───── DATA IN THIS EXERCISE
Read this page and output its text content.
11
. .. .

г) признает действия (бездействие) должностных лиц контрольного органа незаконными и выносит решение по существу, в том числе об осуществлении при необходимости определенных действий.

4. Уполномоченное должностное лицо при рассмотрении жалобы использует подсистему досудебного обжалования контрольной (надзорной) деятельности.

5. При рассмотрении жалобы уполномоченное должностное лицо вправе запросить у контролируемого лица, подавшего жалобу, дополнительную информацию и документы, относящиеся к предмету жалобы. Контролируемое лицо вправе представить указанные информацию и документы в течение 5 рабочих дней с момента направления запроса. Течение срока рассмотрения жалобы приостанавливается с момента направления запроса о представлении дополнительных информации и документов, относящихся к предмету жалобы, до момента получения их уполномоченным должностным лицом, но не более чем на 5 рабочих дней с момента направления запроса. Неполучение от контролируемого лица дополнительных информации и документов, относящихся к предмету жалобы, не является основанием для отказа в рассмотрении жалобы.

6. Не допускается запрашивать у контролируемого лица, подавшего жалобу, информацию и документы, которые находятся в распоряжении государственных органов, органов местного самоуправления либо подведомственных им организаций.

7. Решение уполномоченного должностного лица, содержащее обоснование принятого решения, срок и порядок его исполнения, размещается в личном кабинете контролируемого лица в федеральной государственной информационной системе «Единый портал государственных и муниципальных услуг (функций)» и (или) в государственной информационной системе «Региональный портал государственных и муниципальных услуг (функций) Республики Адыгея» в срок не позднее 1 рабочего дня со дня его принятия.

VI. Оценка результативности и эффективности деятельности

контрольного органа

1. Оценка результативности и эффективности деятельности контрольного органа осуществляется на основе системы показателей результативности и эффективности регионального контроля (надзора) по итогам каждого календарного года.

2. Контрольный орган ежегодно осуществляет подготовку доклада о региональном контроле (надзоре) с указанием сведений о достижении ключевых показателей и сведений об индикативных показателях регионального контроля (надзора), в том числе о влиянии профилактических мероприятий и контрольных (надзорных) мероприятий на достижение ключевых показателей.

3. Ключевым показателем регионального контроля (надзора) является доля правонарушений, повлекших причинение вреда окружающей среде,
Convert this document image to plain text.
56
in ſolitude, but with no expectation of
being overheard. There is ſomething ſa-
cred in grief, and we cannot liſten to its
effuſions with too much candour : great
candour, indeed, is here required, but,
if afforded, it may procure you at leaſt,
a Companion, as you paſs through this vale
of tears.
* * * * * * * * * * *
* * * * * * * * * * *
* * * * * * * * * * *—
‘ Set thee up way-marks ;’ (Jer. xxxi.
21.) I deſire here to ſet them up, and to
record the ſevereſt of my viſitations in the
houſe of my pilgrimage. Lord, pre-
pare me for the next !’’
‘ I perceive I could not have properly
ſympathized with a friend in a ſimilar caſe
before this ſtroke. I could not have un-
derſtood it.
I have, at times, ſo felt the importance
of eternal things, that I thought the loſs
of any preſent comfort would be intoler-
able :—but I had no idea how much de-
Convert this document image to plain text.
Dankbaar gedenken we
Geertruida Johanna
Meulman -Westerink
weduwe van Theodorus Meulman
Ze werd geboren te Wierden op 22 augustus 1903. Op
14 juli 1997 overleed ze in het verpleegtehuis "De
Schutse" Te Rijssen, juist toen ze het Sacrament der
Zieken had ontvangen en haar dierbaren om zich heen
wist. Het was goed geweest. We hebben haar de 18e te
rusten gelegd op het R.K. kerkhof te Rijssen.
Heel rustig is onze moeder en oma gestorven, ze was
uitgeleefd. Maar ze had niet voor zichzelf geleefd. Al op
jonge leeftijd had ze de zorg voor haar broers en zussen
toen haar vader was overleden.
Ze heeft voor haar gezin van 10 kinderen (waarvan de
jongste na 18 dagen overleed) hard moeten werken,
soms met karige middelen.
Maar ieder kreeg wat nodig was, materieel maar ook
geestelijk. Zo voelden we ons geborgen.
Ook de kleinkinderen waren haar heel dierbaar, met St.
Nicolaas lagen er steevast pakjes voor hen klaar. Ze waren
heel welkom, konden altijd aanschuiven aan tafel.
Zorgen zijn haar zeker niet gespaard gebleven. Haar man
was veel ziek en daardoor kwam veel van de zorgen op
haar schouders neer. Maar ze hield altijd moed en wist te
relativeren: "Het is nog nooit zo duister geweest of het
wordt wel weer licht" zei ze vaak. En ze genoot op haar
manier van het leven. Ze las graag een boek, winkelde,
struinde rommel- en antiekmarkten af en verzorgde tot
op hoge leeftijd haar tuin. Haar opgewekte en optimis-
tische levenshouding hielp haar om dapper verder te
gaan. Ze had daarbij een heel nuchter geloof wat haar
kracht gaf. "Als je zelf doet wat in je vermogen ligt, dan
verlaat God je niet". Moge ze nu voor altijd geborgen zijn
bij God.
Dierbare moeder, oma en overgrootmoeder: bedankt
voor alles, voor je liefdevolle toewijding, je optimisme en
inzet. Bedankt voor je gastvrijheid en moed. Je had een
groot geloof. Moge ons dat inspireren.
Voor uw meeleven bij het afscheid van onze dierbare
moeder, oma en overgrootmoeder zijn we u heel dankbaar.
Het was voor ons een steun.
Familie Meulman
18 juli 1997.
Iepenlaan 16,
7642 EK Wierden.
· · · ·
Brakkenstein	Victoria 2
──────────
■ **WRITTEN REQUEST**
Work out how many lines of the listing above include the word "with". Report only the number.

■ **OUTPUT OF THE EXERCISE**
3